── EXCERPTED DATA ──

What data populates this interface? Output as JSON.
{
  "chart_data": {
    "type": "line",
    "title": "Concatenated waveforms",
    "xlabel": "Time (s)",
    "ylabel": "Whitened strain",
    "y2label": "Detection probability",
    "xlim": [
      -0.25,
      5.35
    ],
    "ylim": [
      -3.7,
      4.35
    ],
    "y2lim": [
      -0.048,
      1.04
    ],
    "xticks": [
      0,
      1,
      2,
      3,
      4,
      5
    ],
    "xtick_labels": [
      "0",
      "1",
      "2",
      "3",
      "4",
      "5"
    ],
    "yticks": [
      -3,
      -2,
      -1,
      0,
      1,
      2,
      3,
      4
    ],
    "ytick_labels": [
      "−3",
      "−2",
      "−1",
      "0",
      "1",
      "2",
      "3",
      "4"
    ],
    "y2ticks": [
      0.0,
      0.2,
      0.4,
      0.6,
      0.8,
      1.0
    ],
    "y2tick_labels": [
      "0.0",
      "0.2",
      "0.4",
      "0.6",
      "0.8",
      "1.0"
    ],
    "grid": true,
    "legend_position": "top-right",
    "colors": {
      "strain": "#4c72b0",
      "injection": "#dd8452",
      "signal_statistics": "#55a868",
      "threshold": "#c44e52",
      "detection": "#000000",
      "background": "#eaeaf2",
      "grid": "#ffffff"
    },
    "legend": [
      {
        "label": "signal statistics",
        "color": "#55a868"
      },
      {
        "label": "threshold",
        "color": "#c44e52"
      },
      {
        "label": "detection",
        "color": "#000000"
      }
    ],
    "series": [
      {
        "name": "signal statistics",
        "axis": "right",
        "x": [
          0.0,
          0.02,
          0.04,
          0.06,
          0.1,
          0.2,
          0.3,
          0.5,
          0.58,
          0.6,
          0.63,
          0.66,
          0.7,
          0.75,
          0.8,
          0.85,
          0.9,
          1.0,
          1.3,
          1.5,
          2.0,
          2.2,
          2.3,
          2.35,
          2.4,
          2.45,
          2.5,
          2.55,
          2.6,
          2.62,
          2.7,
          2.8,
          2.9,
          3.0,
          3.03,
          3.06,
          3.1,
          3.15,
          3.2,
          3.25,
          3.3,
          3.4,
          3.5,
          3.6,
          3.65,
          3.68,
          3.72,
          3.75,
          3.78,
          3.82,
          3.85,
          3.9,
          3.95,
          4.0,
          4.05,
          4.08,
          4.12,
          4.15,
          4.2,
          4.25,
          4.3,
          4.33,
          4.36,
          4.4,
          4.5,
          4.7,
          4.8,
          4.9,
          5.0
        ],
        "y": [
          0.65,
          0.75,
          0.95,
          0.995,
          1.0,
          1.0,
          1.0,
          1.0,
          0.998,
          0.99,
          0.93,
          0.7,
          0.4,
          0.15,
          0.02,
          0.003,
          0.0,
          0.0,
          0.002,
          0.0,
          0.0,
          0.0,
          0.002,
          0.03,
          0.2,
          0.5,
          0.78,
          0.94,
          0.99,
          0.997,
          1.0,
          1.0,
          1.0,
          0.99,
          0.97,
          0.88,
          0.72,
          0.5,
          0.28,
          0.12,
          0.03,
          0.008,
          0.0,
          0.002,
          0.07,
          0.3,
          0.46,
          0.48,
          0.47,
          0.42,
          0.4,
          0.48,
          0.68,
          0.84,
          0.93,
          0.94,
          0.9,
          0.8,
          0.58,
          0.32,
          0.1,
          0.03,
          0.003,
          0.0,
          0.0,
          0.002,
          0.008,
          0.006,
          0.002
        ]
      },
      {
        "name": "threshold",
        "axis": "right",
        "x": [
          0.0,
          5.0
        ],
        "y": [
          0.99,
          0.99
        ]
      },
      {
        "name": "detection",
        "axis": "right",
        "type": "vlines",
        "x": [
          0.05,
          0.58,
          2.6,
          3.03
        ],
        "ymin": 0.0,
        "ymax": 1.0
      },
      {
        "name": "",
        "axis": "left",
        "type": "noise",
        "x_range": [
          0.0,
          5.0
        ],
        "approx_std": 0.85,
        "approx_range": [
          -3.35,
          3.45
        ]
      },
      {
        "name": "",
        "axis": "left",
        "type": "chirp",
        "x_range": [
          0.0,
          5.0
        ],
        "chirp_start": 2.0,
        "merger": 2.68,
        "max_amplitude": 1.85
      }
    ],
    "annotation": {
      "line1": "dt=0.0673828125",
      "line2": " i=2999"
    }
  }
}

───

*WHAT TO WORK ON*. Reproduce the data, keeping every line exactly the same.

*SOLUTION FOR THIS TASK*.
What data populates this interface? Output as JSON.
{
  "chart_data": {
    "type": "line",
    "title": "Concatenated waveforms",
    "xlabel": "Time (s)",
    "ylabel": "Whitened strain",
    "y2label": "Detection probability",
    "xlim": [
      -0.25,
      5.35
    ],
    "ylim": [
      -3.7,
      4.35
    ],
    "y2lim": [
      -0.048,
      1.04
    ],
    "xticks": [
      0,
      1,
      2,
      3,
      4,
      5
    ],
    "xtick_labels": [
      "0",
      "1",
      "2",
      "3",
      "4",
      "5"
    ],
    "yticks": [
      -3,
      -2,
      -1,
      0,
      1,
      2,
      3,
      4
    ],
    "ytick_labels": [
      "−3",
      "−2",
      "−1",
      "0",
      "1",
      "2",
      "3",
      "4"
    ],
    "y2ticks": [
      0.0,
      0.2,
      0.4,
      0.6,
      0.8,
      1.0
    ],
    "y2tick_labels": [
      "0.0",
      "0.2",
      "0.4",
      "0.6",
      "0.8",
      "1.0"
    ],
    "grid": true,
    "legend_position": "top-right",
    "colors": {
      "strain": "#4c72b0",
      "injection": "#dd8452",
      "signal_statistics": "#55a868",
      "threshold": "#c44e52",
      "detection": "#000000",
      "background": "#eaeaf2",
      "grid": "#ffffff"
    },
    "legend": [
      {
        "label": "signal statistics",
        "color": "#55a868"
      },
      {
        "label": "threshold",
        "color": "#c44e52"
      },
      {
        "label": "detection",
        "color": "#000000"
      }
    ],
    "series": [
      {
        "name": "signal statistics",
        "axis": "right",
        "x": [
          0.0,
          0.02,
          0.04,
          0.06,
          0.1,
          0.2,
          0.3,
          0.5,
          0.58,
          0.6,
          0.63,
          0.66,
          0.7,
          0.75,
          0.8,
          0.85,
          0.9,
          1.0,
          1.3,
          1.5,
          2.0,
          2.2,
          2.3,
          2.35,
          2.4,
          2.45,
          2.5,
          2.55,
          2.6,
          2.62,
          2.7,
          2.8,
          2.9,
          3.0,
          3.03,
          3.06,
          3.1,
          3.15,
          3.2,
          3.25,
          3.3,
          3.4,
          3.5,
          3.6,
          3.65,
          3.68,
          3.72,
          3.75,
          3.78,
          3.82,
          3.85,
          3.9,
          3.95,
          4.0,
          4.05,
          4.08,
          4.12,
          4.15,
          4.2,
          4.25,
          4.3,
          4.33,
          4.36,
          4.4,
          4.5,
          4.7,
          4.8,
          4.9,
          5.0
        ],
        "y": [
          0.65,
          0.75,
          0.95,
          0.995,
          1.0,
          1.0,
          1.0,
          1.0,
          0.998,
          0.99,
          0.93,
          0.7,
          0.4,
          0.15,
          0.02,
          0.003,
          0.0,
          0.0,
          0.002,
          0.0,
          0.0,
          0.0,
          0.002,
          0.03,
          0.2,
          0.5,
          0.78,
          0.94,
          0.99,
          0.997,
          1.0,
          1.0,
          1.0,
          0.99,
          0.97,
          0.88,
          0.72,
          0.5,
          0.28,
          0.12,
          0.03,
          0.008,
          0.0,
          0.002,
          0.07,
          0.3,
          0.46,
          0.48,
          0.47,
          0.42,
          0.4,
          0.48,
          0.68,
          0.84,
          0.93,
          0.94,
          0.9,
          0.8,
          0.58,
          0.32,
          0.1,
          0.03,
          0.003,
          0.0,
          0.0,
          0.002,
          0.008,
          0.006,
          0.002
        ]
      },
      {
        "name": "threshold",
        "axis": "right",
        "x": [
          0.0,
          5.0
        ],
        "y": [
          0.99,
          0.99
        ]
      },
      {
        "name": "detection",
        "axis": "right",
        "type": "vlines",
        "x": [
          0.05,
          0.58,
          2.6,
          3.03
        ],
        "ymin": 0.0,
        "ymax": 1.0
      },
      {
        "name": "",
        "axis": "left",
        "type": "noise",
        "x_range": [
          0.0,
          5.0
        ],
        "approx_std": 0.85,
        "approx_range": [
          -3.35,
          3.45
        ]
      },
      {
        "name": "",
        "axis": "left",
        "type": "chirp",
        "x_range": [
          0.0,
          5.0
        ],
        "chirp_start": 2.0,
        "merger": 2.68,
        "max_amplitude": 1.85
      }
    ],
    "annotation": {
      "line1": "dt=0.0673828125",
      "line2": " i=2999"
    }
  }
}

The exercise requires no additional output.